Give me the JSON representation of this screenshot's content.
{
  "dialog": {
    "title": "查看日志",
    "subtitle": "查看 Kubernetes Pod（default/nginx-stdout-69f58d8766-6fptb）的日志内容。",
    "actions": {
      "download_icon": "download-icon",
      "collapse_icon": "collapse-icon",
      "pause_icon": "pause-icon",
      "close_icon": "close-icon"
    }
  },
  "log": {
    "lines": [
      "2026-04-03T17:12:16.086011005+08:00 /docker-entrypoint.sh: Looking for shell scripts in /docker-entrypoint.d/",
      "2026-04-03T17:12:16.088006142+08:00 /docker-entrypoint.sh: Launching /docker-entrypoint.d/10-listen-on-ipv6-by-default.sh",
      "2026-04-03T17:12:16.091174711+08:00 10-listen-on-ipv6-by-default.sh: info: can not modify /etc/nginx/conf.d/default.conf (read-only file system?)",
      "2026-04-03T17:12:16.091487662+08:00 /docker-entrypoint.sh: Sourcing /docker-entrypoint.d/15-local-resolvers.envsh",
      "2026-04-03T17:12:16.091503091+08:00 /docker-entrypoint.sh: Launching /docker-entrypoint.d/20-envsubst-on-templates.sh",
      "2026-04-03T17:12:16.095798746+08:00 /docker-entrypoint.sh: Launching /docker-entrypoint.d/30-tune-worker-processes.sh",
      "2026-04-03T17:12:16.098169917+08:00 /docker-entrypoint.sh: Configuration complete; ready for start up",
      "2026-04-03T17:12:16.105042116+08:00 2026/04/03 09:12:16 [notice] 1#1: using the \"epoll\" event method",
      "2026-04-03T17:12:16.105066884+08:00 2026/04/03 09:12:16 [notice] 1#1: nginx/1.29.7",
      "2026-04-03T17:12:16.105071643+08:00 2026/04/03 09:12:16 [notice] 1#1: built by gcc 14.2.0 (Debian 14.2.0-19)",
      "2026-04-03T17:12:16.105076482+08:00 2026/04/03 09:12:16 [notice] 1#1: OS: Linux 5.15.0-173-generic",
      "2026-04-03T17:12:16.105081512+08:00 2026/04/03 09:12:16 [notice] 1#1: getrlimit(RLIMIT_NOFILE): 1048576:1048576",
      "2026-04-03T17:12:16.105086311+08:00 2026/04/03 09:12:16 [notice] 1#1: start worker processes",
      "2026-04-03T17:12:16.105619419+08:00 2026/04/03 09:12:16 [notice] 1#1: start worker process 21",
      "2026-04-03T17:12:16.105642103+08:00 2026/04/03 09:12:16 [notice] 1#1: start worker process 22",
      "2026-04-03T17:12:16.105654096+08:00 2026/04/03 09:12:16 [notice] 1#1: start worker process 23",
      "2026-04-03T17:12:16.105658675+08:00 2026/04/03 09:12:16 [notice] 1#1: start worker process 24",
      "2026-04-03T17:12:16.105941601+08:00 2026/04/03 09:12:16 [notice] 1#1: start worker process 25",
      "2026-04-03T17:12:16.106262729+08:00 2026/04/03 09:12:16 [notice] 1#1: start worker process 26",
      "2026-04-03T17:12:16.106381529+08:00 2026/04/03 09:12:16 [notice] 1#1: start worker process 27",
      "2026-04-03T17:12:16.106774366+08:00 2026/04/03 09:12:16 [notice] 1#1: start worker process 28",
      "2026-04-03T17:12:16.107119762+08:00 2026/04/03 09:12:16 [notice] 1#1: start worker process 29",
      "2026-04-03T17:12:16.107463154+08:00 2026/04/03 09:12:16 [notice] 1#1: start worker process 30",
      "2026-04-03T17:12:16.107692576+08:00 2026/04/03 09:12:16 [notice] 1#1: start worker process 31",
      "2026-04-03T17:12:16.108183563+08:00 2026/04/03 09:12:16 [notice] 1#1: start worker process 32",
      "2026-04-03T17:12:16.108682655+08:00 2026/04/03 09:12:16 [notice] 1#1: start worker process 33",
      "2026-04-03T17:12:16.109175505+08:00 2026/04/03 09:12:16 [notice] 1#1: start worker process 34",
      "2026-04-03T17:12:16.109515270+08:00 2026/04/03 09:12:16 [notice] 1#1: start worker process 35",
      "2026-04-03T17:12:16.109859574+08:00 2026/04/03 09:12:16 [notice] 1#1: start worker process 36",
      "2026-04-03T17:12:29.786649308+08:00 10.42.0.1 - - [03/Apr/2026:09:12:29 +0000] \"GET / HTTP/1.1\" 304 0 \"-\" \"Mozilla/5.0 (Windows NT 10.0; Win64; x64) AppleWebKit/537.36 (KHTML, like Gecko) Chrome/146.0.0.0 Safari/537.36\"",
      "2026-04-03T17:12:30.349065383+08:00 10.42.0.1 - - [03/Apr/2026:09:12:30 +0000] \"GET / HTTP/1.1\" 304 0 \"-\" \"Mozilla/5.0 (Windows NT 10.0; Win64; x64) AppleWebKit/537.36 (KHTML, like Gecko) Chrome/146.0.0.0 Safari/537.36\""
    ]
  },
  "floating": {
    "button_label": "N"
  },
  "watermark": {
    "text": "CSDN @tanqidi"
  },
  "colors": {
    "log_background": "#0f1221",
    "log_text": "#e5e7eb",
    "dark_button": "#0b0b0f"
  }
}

▶ **The request**: From the listing above, copy every line that includes the word "Launching".

▶ **Full answer**:
      "2026-04-03T17:12:16.088006142+08:00 /docker-entrypoint.sh: Launching /docker-entrypoint.d/10-listen-on-ipv6-by-default.sh",
      "2026-04-03T17:12:16.091503091+08:00 /docker-entrypoint.sh: Launching /docker-entrypoint.d/20-envsubst-on-templates.sh",
      "2026-04-03T17:12:16.095798746+08:00 /docker-entrypoint.sh: Launching /docker-entrypoint.d/30-tune-worker-processes.sh",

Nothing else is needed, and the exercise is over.